- [Data shown]:
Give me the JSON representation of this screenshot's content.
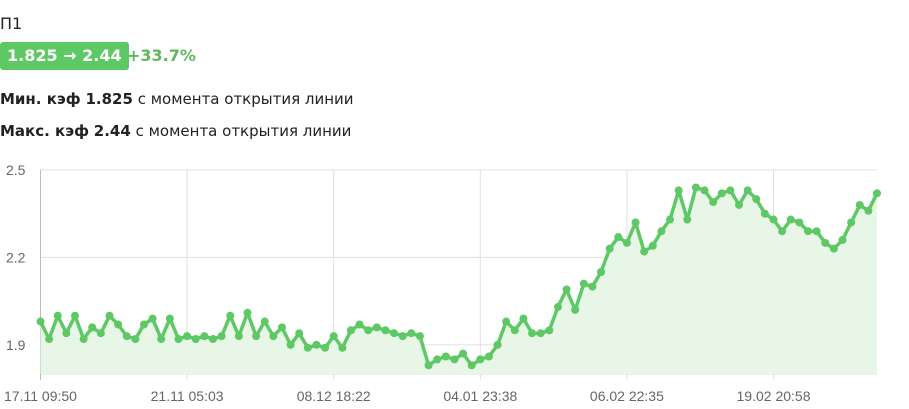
{
  "header": {
    "title": "П1",
    "badge": "1.825 → 2.44",
    "change": "+33.7%"
  },
  "stats": [
    {
      "label": "Мин. кэф",
      "value": "1.825",
      "suffix": "с момента открытия линии"
    },
    {
      "label": "Макс. кэф",
      "value": "2.44",
      "suffix": "с момента открытия линии"
    }
  ],
  "colors": {
    "line": "#5ec865",
    "fill": "#e8f6e8",
    "badge": "#5ec865",
    "change": "#5cb85c"
  },
  "chart_data": {
    "type": "area",
    "ylim": [
      1.8,
      2.5
    ],
    "y_ticks": [
      "2.5",
      "2.2",
      "1.9"
    ],
    "x_ticks": [
      "17.11 09:50",
      "21.11 05:03",
      "08.12 18:22",
      "04.01 23:38",
      "06.02 22:35",
      "19.02 20:58"
    ],
    "grid": true,
    "values": [
      1.98,
      1.92,
      2.0,
      1.94,
      2.0,
      1.92,
      1.96,
      1.94,
      2.0,
      1.97,
      1.93,
      1.92,
      1.97,
      1.99,
      1.92,
      1.99,
      1.92,
      1.93,
      1.92,
      1.93,
      1.92,
      1.93,
      2.0,
      1.93,
      2.01,
      1.93,
      1.98,
      1.93,
      1.96,
      1.9,
      1.94,
      1.89,
      1.9,
      1.89,
      1.93,
      1.89,
      1.95,
      1.97,
      1.95,
      1.96,
      1.95,
      1.94,
      1.93,
      1.94,
      1.93,
      1.83,
      1.85,
      1.86,
      1.85,
      1.87,
      1.83,
      1.85,
      1.86,
      1.9,
      1.98,
      1.95,
      1.99,
      1.94,
      1.94,
      1.95,
      2.03,
      2.09,
      2.02,
      2.11,
      2.1,
      2.15,
      2.23,
      2.27,
      2.25,
      2.32,
      2.22,
      2.24,
      2.29,
      2.33,
      2.43,
      2.33,
      2.44,
      2.43,
      2.39,
      2.42,
      2.43,
      2.38,
      2.43,
      2.4,
      2.35,
      2.33,
      2.29,
      2.33,
      2.32,
      2.29,
      2.29,
      2.25,
      2.23,
      2.26,
      2.32,
      2.38,
      2.36,
      2.42
    ]
  }
}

- [Exercise instructions]:
The entries above are to be returned exactly, without their pictures.

- [Complete response]:
Give me the JSON representation of this screenshot's content.
{
  "header": {
    "title": "П1",
    "badge": "1.825 → 2.44",
    "change": "+33.7%"
  },
  "stats": [
    {
      "label": "Мин. кэф",
      "value": "1.825",
      "suffix": "с момента открытия линии"
    },
    {
      "label": "Макс. кэф",
      "value": "2.44",
      "suffix": "с момента открытия линии"
    }
  ],
  "colors": {
    "line": "#5ec865",
    "fill": "#e8f6e8",
    "badge": "#5ec865",
    "change": "#5cb85c"
  },
  "chart_data": {
    "type": "area",
    "ylim": [
      1.8,
      2.5
    ],
    "y_ticks": [
      "2.5",
      "2.2",
      "1.9"
    ],
    "x_ticks": [
      "17.11 09:50",
      "21.11 05:03",
      "08.12 18:22",
      "04.01 23:38",
      "06.02 22:35",
      "19.02 20:58"
    ],
    "grid": true,
    "values": [
      1.98,
      1.92,
      2.0,
      1.94,
      2.0,
      1.92,
      1.96,
      1.94,
      2.0,
      1.97,
      1.93,
      1.92,
      1.97,
      1.99,
      1.92,
      1.99,
      1.92,
      1.93,
      1.92,
      1.93,
      1.92,
      1.93,
      2.0,
      1.93,
      2.01,
      1.93,
      1.98,
      1.93,
      1.96,
      1.9,
      1.94,
      1.89,
      1.9,
      1.89,
      1.93,
      1.89,
      1.95,
      1.97,
      1.95,
      1.96,
      1.95,
      1.94,
      1.93,
      1.94,
      1.93,
      1.83,
      1.85,
      1.86,
      1.85,
      1.87,
      1.83,
      1.85,
      1.86,
      1.9,
      1.98,
      1.95,
      1.99,
      1.94,
      1.94,
      1.95,
      2.03,
      2.09,
      2.02,
      2.11,
      2.1,
      2.15,
      2.23,
      2.27,
      2.25,
      2.32,
      2.22,
      2.24,
      2.29,
      2.33,
      2.43,
      2.33,
      2.44,
      2.43,
      2.39,
      2.42,
      2.43,
      2.38,
      2.43,
      2.4,
      2.35,
      2.33,
      2.29,
      2.33,
      2.32,
      2.29,
      2.29,
      2.25,
      2.23,
      2.26,
      2.32,
      2.38,
      2.36,
      2.42
    ]
  }
}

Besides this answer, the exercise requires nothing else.